> **The request**
Count the lines below that contain the word "pour" and give only that number.

Data entries:
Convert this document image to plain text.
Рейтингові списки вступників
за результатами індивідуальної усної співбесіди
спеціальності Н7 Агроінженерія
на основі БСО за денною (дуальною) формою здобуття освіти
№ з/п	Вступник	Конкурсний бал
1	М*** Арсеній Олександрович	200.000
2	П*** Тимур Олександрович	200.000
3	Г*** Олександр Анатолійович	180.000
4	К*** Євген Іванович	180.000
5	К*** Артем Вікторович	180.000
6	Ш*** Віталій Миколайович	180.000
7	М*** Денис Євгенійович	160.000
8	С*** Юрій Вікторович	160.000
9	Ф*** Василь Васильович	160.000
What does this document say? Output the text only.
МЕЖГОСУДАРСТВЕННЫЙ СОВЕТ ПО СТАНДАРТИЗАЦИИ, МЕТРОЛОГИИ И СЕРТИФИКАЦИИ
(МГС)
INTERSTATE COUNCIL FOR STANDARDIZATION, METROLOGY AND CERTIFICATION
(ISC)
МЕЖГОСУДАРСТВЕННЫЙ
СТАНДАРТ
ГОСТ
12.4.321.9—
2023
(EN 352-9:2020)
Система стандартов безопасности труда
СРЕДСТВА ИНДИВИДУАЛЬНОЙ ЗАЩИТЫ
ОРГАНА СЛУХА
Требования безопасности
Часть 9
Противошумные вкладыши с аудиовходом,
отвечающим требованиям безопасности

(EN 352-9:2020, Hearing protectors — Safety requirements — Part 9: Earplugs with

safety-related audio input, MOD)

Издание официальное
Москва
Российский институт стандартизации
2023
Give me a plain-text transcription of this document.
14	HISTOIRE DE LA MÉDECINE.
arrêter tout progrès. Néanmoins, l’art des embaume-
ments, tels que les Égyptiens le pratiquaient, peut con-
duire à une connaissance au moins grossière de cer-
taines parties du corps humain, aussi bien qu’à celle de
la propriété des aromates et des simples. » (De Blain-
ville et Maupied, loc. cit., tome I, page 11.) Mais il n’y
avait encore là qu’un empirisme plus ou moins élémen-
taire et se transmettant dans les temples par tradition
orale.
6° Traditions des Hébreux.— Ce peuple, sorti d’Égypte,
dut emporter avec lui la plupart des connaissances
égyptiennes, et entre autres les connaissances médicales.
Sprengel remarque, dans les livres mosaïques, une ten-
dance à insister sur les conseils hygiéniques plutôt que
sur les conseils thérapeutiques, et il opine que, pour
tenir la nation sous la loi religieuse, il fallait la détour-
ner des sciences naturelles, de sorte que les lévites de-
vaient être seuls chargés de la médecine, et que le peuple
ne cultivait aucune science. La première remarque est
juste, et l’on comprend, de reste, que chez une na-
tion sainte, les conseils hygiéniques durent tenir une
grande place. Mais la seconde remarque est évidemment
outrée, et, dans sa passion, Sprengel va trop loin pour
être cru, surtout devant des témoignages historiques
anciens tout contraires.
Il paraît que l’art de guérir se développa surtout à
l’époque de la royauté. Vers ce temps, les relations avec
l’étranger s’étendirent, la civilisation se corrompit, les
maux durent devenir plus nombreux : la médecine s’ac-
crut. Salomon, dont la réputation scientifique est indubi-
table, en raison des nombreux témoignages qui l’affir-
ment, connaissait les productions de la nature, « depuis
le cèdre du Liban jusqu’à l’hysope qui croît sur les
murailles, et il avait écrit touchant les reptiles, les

> **The completed task**
2